■ Exercise directions
Reproduce the records below in full and exactly, without their images.

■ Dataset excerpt
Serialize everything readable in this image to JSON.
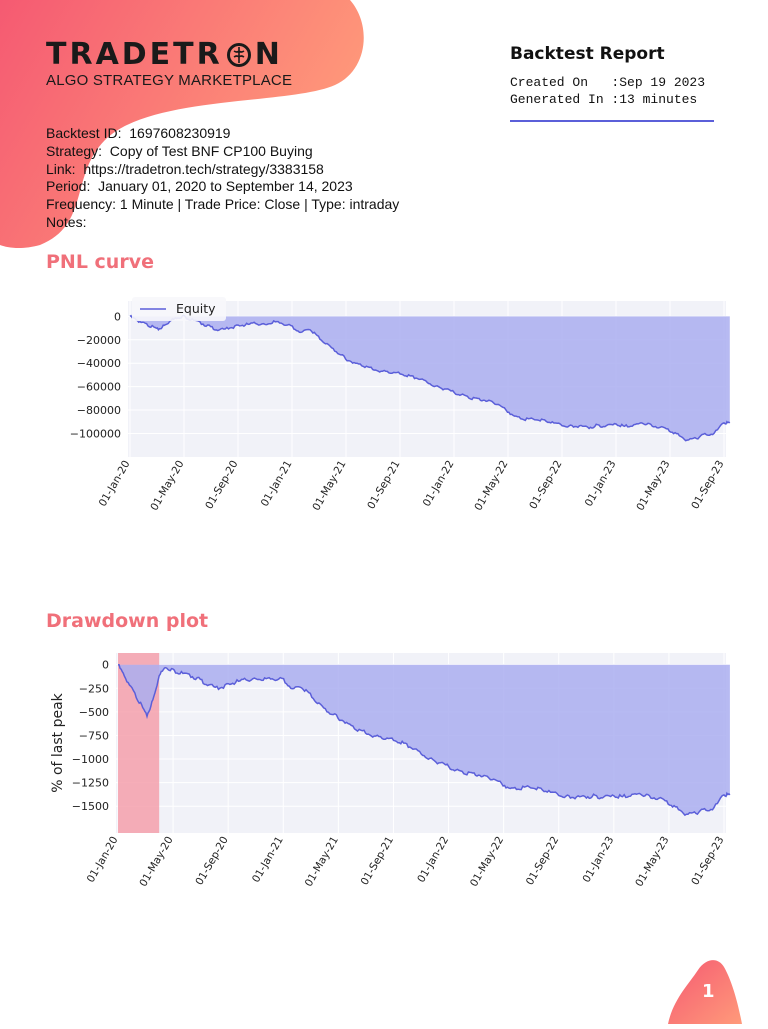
{
  "brand": {
    "logo_text_left": "TRADETR",
    "logo_text_right": "N",
    "tagline": "ALGO STRATEGY MARKETPLACE"
  },
  "report": {
    "title": "Backtest Report",
    "created_on_label": "Created On   ",
    "created_on_value": ":Sep 19 2023",
    "generated_in_label": "Generated In ",
    "generated_in_value": ":13 minutes"
  },
  "info": {
    "backtest_id": "Backtest ID:  1697608230919",
    "strategy": "Strategy:  Copy of Test BNF CP100 Buying",
    "link": "Link:  https://tradetron.tech/strategy/3383158",
    "period": "Period:  January 01, 2020 to September 14, 2023",
    "frequency": "Frequency: 1 Minute | Trade Price: Close | Type: intraday",
    "notes": "Notes:"
  },
  "sections": {
    "pnl_title": "PNL curve",
    "drawdown_title": "Drawdown plot"
  },
  "page": {
    "number": "1"
  },
  "colors": {
    "accent": "#f0707a",
    "line": "#5b5fd9",
    "fill": "#aaaef0",
    "grid_bg": "#f1f2f8",
    "drawdown_highlight": "#f4a0ab"
  },
  "chart_data": [
    {
      "type": "area",
      "title": "",
      "legend": [
        "Equity"
      ],
      "legend_placement": "top-left",
      "x_ticks": [
        "01-Jan-20",
        "01-May-20",
        "01-Sep-20",
        "01-Jan-21",
        "01-May-21",
        "01-Sep-21",
        "01-Jan-22",
        "01-May-22",
        "01-Sep-22",
        "01-Jan-23",
        "01-May-23",
        "01-Sep-23"
      ],
      "y_ticks": [
        "0",
        "−20000",
        "−40000",
        "−60000",
        "−80000",
        "−100000"
      ],
      "ylim": [
        -115000,
        8000
      ],
      "series": [
        {
          "name": "Equity",
          "x": [
            "2020-01-01",
            "2020-01-15",
            "2020-02-01",
            "2020-02-20",
            "2020-03-05",
            "2020-03-18",
            "2020-04-01",
            "2020-04-15",
            "2020-05-01",
            "2020-05-20",
            "2020-06-10",
            "2020-07-01",
            "2020-07-20",
            "2020-08-10",
            "2020-09-01",
            "2020-09-20",
            "2020-10-10",
            "2020-11-01",
            "2020-11-20",
            "2020-12-10",
            "2021-01-01",
            "2021-01-20",
            "2021-02-10",
            "2021-03-01",
            "2021-03-20",
            "2021-04-10",
            "2021-05-01",
            "2021-05-20",
            "2021-06-10",
            "2021-07-01",
            "2021-07-20",
            "2021-08-10",
            "2021-09-01",
            "2021-09-20",
            "2021-10-10",
            "2021-11-01",
            "2021-11-20",
            "2021-12-10",
            "2022-01-01",
            "2022-01-20",
            "2022-02-10",
            "2022-03-01",
            "2022-03-20",
            "2022-04-10",
            "2022-05-01",
            "2022-05-20",
            "2022-06-10",
            "2022-07-01",
            "2022-07-20",
            "2022-08-10",
            "2022-09-01",
            "2022-09-20",
            "2022-10-10",
            "2022-11-01",
            "2022-11-20",
            "2022-12-10",
            "2023-01-01",
            "2023-01-20",
            "2023-02-10",
            "2023-03-01",
            "2023-03-20",
            "2023-04-10",
            "2023-05-01",
            "2023-05-20",
            "2023-06-10",
            "2023-07-01",
            "2023-07-20",
            "2023-08-10",
            "2023-09-01",
            "2023-09-14"
          ],
          "y": [
            0,
            -3000,
            -6000,
            -9000,
            -11000,
            -8000,
            -4000,
            -1000,
            0,
            -3000,
            -6000,
            -9000,
            -12000,
            -10000,
            -8000,
            -7000,
            -6000,
            -7000,
            -5000,
            -6000,
            -9000,
            -14000,
            -11000,
            -18000,
            -24000,
            -30000,
            -36000,
            -40000,
            -42000,
            -45000,
            -47000,
            -48000,
            -49000,
            -51000,
            -53000,
            -56000,
            -60000,
            -62000,
            -65000,
            -67000,
            -70000,
            -71000,
            -72000,
            -75000,
            -81000,
            -86000,
            -88000,
            -88000,
            -89000,
            -91000,
            -93000,
            -94000,
            -94000,
            -95000,
            -93000,
            -94000,
            -92000,
            -94000,
            -93000,
            -91000,
            -93000,
            -95000,
            -97000,
            -101000,
            -106000,
            -104000,
            -101000,
            -100000,
            -91000,
            -91000
          ]
        }
      ]
    },
    {
      "type": "area",
      "title": "",
      "ylabel": "% of last peak",
      "x_ticks": [
        "01-Jan-20",
        "01-May-20",
        "01-Sep-20",
        "01-Jan-21",
        "01-May-21",
        "01-Sep-21",
        "01-Jan-22",
        "01-May-22",
        "01-Sep-22",
        "01-Jan-23",
        "01-May-23",
        "01-Sep-23"
      ],
      "y_ticks": [
        "0",
        "−250",
        "−500",
        "−750",
        "−1000",
        "−1250",
        "−1500"
      ],
      "ylim": [
        -1720,
        60
      ],
      "highlight_range": [
        "2020-01-01",
        "2020-04-01"
      ],
      "series": [
        {
          "name": "",
          "x": [
            "2020-01-01",
            "2020-01-15",
            "2020-02-01",
            "2020-02-20",
            "2020-03-05",
            "2020-03-18",
            "2020-04-01",
            "2020-04-15",
            "2020-05-01",
            "2020-05-20",
            "2020-06-10",
            "2020-07-01",
            "2020-07-20",
            "2020-08-10",
            "2020-09-01",
            "2020-09-20",
            "2020-10-10",
            "2020-11-01",
            "2020-11-20",
            "2020-12-10",
            "2021-01-01",
            "2021-01-20",
            "2021-02-10",
            "2021-03-01",
            "2021-03-20",
            "2021-04-10",
            "2021-05-01",
            "2021-05-20",
            "2021-06-10",
            "2021-07-01",
            "2021-07-20",
            "2021-08-10",
            "2021-09-01",
            "2021-09-20",
            "2021-10-10",
            "2021-11-01",
            "2021-11-20",
            "2021-12-10",
            "2022-01-01",
            "2022-01-20",
            "2022-02-10",
            "2022-03-01",
            "2022-03-20",
            "2022-04-10",
            "2022-05-01",
            "2022-05-20",
            "2022-06-10",
            "2022-07-01",
            "2022-07-20",
            "2022-08-10",
            "2022-09-01",
            "2022-09-20",
            "2022-10-10",
            "2022-11-01",
            "2022-11-20",
            "2022-12-10",
            "2023-01-01",
            "2023-01-20",
            "2023-02-10",
            "2023-03-01",
            "2023-03-20",
            "2023-04-10",
            "2023-05-01",
            "2023-05-20",
            "2023-06-10",
            "2023-07-01",
            "2023-07-20",
            "2023-08-10",
            "2023-09-01",
            "2023-09-14"
          ],
          "y": [
            0,
            -120,
            -260,
            -420,
            -540,
            -380,
            -120,
            -20,
            -60,
            -90,
            -120,
            -160,
            -220,
            -250,
            -210,
            -180,
            -160,
            -150,
            -160,
            -150,
            -160,
            -260,
            -240,
            -320,
            -420,
            -500,
            -560,
            -620,
            -680,
            -720,
            -760,
            -780,
            -800,
            -830,
            -880,
            -940,
            -1000,
            -1040,
            -1080,
            -1120,
            -1150,
            -1160,
            -1180,
            -1210,
            -1270,
            -1320,
            -1310,
            -1300,
            -1320,
            -1350,
            -1380,
            -1400,
            -1410,
            -1400,
            -1390,
            -1410,
            -1390,
            -1400,
            -1380,
            -1370,
            -1400,
            -1420,
            -1460,
            -1520,
            -1590,
            -1570,
            -1540,
            -1520,
            -1380,
            -1380
          ]
        }
      ]
    }
  ]
}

■ Answer to this problem
Serialize everything readable in this image to JSON.
{
  "brand": {
    "logo_text_left": "TRADETR",
    "logo_text_right": "N",
    "tagline": "ALGO STRATEGY MARKETPLACE"
  },
  "report": {
    "title": "Backtest Report",
    "created_on_label": "Created On   ",
    "created_on_value": ":Sep 19 2023",
    "generated_in_label": "Generated In ",
    "generated_in_value": ":13 minutes"
  },
  "info": {
    "backtest_id": "Backtest ID:  1697608230919",
    "strategy": "Strategy:  Copy of Test BNF CP100 Buying",
    "link": "Link:  https://tradetron.tech/strategy/3383158",
    "period": "Period:  January 01, 2020 to September 14, 2023",
    "frequency": "Frequency: 1 Minute | Trade Price: Close | Type: intraday",
    "notes": "Notes:"
  },
  "sections": {
    "pnl_title": "PNL curve",
    "drawdown_title": "Drawdown plot"
  },
  "page": {
    "number": "1"
  },
  "colors": {
    "accent": "#f0707a",
    "line": "#5b5fd9",
    "fill": "#aaaef0",
    "grid_bg": "#f1f2f8",
    "drawdown_highlight": "#f4a0ab"
  },
  "chart_data": [
    {
      "type": "area",
      "title": "",
      "legend": [
        "Equity"
      ],
      "legend_placement": "top-left",
      "x_ticks": [
        "01-Jan-20",
        "01-May-20",
        "01-Sep-20",
        "01-Jan-21",
        "01-May-21",
        "01-Sep-21",
        "01-Jan-22",
        "01-May-22",
        "01-Sep-22",
        "01-Jan-23",
        "01-May-23",
        "01-Sep-23"
      ],
      "y_ticks": [
        "0",
        "−20000",
        "−40000",
        "−60000",
        "−80000",
        "−100000"
      ],
      "ylim": [
        -115000,
        8000
      ],
      "series": [
        {
          "name": "Equity",
          "x": [
            "2020-01-01",
            "2020-01-15",
            "2020-02-01",
            "2020-02-20",
            "2020-03-05",
            "2020-03-18",
            "2020-04-01",
            "2020-04-15",
            "2020-05-01",
            "2020-05-20",
            "2020-06-10",
            "2020-07-01",
            "2020-07-20",
            "2020-08-10",
            "2020-09-01",
            "2020-09-20",
            "2020-10-10",
            "2020-11-01",
            "2020-11-20",
            "2020-12-10",
            "2021-01-01",
            "2021-01-20",
            "2021-02-10",
            "2021-03-01",
            "2021-03-20",
            "2021-04-10",
            "2021-05-01",
            "2021-05-20",
            "2021-06-10",
            "2021-07-01",
            "2021-07-20",
            "2021-08-10",
            "2021-09-01",
            "2021-09-20",
            "2021-10-10",
            "2021-11-01",
            "2021-11-20",
            "2021-12-10",
            "2022-01-01",
            "2022-01-20",
            "2022-02-10",
            "2022-03-01",
            "2022-03-20",
            "2022-04-10",
            "2022-05-01",
            "2022-05-20",
            "2022-06-10",
            "2022-07-01",
            "2022-07-20",
            "2022-08-10",
            "2022-09-01",
            "2022-09-20",
            "2022-10-10",
            "2022-11-01",
            "2022-11-20",
            "2022-12-10",
            "2023-01-01",
            "2023-01-20",
            "2023-02-10",
            "2023-03-01",
            "2023-03-20",
            "2023-04-10",
            "2023-05-01",
            "2023-05-20",
            "2023-06-10",
            "2023-07-01",
            "2023-07-20",
            "2023-08-10",
            "2023-09-01",
            "2023-09-14"
          ],
          "y": [
            0,
            -3000,
            -6000,
            -9000,
            -11000,
            -8000,
            -4000,
            -1000,
            0,
            -3000,
            -6000,
            -9000,
            -12000,
            -10000,
            -8000,
            -7000,
            -6000,
            -7000,
            -5000,
            -6000,
            -9000,
            -14000,
            -11000,
            -18000,
            -24000,
            -30000,
            -36000,
            -40000,
            -42000,
            -45000,
            -47000,
            -48000,
            -49000,
            -51000,
            -53000,
            -56000,
            -60000,
            -62000,
            -65000,
            -67000,
            -70000,
            -71000,
            -72000,
            -75000,
            -81000,
            -86000,
            -88000,
            -88000,
            -89000,
            -91000,
            -93000,
            -94000,
            -94000,
            -95000,
            -93000,
            -94000,
            -92000,
            -94000,
            -93000,
            -91000,
            -93000,
            -95000,
            -97000,
            -101000,
            -106000,
            -104000,
            -101000,
            -100000,
            -91000,
            -91000
          ]
        }
      ]
    },
    {
      "type": "area",
      "title": "",
      "ylabel": "% of last peak",
      "x_ticks": [
        "01-Jan-20",
        "01-May-20",
        "01-Sep-20",
        "01-Jan-21",
        "01-May-21",
        "01-Sep-21",
        "01-Jan-22",
        "01-May-22",
        "01-Sep-22",
        "01-Jan-23",
        "01-May-23",
        "01-Sep-23"
      ],
      "y_ticks": [
        "0",
        "−250",
        "−500",
        "−750",
        "−1000",
        "−1250",
        "−1500"
      ],
      "ylim": [
        -1720,
        60
      ],
      "highlight_range": [
        "2020-01-01",
        "2020-04-01"
      ],
      "series": [
        {
          "name": "",
          "x": [
            "2020-01-01",
            "2020-01-15",
            "2020-02-01",
            "2020-02-20",
            "2020-03-05",
            "2020-03-18",
            "2020-04-01",
            "2020-04-15",
            "2020-05-01",
            "2020-05-20",
            "2020-06-10",
            "2020-07-01",
            "2020-07-20",
            "2020-08-10",
            "2020-09-01",
            "2020-09-20",
            "2020-10-10",
            "2020-11-01",
            "2020-11-20",
            "2020-12-10",
            "2021-01-01",
            "2021-01-20",
            "2021-02-10",
            "2021-03-01",
            "2021-03-20",
            "2021-04-10",
            "2021-05-01",
            "2021-05-20",
            "2021-06-10",
            "2021-07-01",
            "2021-07-20",
            "2021-08-10",
            "2021-09-01",
            "2021-09-20",
            "2021-10-10",
            "2021-11-01",
            "2021-11-20",
            "2021-12-10",
            "2022-01-01",
            "2022-01-20",
            "2022-02-10",
            "2022-03-01",
            "2022-03-20",
            "2022-04-10",
            "2022-05-01",
            "2022-05-20",
            "2022-06-10",
            "2022-07-01",
            "2022-07-20",
            "2022-08-10",
            "2022-09-01",
            "2022-09-20",
            "2022-10-10",
            "2022-11-01",
            "2022-11-20",
            "2022-12-10",
            "2023-01-01",
            "2023-01-20",
            "2023-02-10",
            "2023-03-01",
            "2023-03-20",
            "2023-04-10",
            "2023-05-01",
            "2023-05-20",
            "2023-06-10",
            "2023-07-01",
            "2023-07-20",
            "2023-08-10",
            "2023-09-01",
            "2023-09-14"
          ],
          "y": [
            0,
            -120,
            -260,
            -420,
            -540,
            -380,
            -120,
            -20,
            -60,
            -90,
            -120,
            -160,
            -220,
            -250,
            -210,
            -180,
            -160,
            -150,
            -160,
            -150,
            -160,
            -260,
            -240,
            -320,
            -420,
            -500,
            -560,
            -620,
            -680,
            -720,
            -760,
            -780,
            -800,
            -830,
            -880,
            -940,
            -1000,
            -1040,
            -1080,
            -1120,
            -1150,
            -1160,
            -1180,
            -1210,
            -1270,
            -1320,
            -1310,
            -1300,
            -1320,
            -1350,
            -1380,
            -1400,
            -1410,
            -1400,
            -1390,
            -1410,
            -1390,
            -1400,
            -1380,
            -1370,
            -1400,
            -1420,
            -1460,
            -1520,
            -1590,
            -1570,
            -1540,
            -1520,
            -1380,
            -1380
          ]
        }
      ]
    }
  ]
}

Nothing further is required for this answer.